Only lines with the word "比率的变动" are needed; collect each of them from the listing below.
═════ TASK DATA
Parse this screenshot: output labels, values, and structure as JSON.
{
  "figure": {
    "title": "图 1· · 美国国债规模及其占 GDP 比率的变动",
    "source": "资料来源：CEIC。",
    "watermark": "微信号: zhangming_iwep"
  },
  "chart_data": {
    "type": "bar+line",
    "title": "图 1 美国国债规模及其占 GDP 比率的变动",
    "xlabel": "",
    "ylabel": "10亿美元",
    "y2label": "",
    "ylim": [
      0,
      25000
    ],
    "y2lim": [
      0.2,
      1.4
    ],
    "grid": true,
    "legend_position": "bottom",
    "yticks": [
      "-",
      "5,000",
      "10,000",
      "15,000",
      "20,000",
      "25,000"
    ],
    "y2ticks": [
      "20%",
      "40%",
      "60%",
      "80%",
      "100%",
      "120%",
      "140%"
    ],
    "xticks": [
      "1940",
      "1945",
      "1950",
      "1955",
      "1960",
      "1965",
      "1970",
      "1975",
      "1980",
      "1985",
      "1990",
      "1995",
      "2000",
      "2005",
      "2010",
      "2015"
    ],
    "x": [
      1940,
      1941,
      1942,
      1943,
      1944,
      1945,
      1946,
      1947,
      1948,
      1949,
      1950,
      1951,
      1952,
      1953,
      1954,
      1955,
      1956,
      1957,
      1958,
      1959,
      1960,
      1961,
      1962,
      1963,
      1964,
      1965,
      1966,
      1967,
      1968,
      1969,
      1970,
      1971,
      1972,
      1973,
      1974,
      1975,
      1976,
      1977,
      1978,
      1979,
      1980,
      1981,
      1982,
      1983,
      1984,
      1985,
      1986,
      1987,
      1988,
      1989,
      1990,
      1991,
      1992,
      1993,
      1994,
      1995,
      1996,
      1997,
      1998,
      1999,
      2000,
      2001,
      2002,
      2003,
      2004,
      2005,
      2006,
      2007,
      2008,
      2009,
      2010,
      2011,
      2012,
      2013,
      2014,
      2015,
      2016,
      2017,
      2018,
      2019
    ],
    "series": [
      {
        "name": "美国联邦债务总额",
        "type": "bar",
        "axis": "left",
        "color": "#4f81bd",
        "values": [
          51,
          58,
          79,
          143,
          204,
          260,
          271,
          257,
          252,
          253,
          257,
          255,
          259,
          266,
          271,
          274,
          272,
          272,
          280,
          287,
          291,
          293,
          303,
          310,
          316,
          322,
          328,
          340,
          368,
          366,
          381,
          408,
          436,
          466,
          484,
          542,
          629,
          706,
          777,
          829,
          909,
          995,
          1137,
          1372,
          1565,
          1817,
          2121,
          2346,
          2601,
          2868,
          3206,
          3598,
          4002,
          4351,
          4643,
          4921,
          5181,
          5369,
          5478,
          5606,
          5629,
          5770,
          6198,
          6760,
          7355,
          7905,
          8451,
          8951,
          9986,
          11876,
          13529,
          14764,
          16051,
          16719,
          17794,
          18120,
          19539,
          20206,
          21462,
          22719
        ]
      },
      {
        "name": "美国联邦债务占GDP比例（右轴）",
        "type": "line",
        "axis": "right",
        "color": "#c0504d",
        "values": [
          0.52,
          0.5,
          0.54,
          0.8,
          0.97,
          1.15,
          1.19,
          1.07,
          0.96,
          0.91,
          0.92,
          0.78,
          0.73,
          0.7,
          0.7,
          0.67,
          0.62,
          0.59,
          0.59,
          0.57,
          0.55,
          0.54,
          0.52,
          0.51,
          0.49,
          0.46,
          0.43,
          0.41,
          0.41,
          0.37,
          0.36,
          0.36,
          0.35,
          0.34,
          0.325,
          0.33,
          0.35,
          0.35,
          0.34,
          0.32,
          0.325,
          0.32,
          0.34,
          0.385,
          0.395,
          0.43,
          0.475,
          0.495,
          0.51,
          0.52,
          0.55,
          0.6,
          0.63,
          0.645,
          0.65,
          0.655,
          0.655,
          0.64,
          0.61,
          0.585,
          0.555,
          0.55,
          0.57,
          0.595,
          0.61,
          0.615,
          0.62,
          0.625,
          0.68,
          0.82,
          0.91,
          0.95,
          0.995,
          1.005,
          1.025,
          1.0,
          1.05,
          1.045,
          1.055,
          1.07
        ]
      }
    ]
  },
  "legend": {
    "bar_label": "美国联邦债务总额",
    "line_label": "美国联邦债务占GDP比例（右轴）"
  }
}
══════════
_WORKED ANSWER_
    "title": "图 1· · 美国国债规模及其占 GDP 比率的变动",
    "title": "图 1 美国国债规模及其占 GDP 比率的变动",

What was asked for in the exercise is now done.